**EXERCISE GOAL:** Locate the string "Photometric" in the listing below. Copy every line where it is found.

Records that describe figures:
## Begin

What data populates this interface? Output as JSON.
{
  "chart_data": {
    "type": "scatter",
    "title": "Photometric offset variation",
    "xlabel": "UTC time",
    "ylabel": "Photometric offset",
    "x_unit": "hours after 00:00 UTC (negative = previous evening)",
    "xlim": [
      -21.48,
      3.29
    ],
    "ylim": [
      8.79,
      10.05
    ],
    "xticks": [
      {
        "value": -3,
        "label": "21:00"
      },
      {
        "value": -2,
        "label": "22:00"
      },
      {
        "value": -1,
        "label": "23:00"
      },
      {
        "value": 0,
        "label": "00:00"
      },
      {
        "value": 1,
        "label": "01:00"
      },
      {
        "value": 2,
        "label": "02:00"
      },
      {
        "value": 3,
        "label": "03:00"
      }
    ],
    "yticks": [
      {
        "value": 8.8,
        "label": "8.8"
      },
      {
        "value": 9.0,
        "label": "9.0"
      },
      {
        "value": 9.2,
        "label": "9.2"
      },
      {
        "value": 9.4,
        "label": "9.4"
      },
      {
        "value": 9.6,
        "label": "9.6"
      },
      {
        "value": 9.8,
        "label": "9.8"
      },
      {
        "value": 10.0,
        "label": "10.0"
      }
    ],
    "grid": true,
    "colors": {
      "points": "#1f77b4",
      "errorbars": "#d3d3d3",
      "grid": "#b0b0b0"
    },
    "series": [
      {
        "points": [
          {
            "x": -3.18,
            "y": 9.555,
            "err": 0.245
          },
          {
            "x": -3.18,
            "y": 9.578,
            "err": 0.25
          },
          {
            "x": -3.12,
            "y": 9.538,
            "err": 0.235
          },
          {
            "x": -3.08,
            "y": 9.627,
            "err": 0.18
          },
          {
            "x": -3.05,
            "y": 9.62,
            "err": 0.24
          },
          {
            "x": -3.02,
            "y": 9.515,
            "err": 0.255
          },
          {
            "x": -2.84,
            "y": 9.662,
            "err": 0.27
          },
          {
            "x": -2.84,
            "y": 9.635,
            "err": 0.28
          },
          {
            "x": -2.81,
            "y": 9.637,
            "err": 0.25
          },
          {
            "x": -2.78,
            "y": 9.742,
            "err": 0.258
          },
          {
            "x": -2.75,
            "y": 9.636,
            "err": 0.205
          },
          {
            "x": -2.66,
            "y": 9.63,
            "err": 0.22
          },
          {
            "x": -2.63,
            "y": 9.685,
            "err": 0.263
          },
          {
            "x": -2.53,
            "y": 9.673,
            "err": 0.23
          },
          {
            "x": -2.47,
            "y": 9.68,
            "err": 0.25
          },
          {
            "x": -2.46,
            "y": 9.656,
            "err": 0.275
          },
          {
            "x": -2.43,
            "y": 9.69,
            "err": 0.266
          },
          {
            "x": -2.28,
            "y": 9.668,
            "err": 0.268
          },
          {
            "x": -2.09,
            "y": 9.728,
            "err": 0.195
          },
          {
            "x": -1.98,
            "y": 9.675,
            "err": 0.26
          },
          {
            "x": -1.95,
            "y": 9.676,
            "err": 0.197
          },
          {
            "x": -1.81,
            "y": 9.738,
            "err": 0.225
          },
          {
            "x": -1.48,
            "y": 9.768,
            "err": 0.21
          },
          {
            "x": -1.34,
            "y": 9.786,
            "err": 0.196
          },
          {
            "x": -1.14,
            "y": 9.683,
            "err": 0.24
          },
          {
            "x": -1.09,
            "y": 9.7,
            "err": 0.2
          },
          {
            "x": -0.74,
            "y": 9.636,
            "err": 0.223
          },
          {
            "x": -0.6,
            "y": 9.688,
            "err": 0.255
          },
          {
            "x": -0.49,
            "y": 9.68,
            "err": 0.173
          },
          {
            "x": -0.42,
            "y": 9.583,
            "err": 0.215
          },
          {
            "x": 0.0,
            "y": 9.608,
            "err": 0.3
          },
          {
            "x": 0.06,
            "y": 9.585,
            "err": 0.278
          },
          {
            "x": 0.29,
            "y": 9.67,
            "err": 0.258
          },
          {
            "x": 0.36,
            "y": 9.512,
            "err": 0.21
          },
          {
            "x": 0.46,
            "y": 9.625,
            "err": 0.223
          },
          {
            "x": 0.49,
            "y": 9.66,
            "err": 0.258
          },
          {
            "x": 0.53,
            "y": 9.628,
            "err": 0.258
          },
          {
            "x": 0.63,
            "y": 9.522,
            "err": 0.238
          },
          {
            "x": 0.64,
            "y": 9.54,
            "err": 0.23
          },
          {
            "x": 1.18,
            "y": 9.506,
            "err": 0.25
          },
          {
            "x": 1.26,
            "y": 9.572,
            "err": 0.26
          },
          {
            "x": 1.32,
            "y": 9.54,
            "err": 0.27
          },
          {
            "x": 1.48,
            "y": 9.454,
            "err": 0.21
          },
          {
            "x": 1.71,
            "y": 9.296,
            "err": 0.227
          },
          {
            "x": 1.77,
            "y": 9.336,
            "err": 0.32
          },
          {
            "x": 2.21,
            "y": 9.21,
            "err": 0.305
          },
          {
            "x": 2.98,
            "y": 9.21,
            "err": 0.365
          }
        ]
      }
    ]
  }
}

## End

**THE ANSWER:**
    "title": "Photometric offset variation",
    "ylabel": "Photometric offset",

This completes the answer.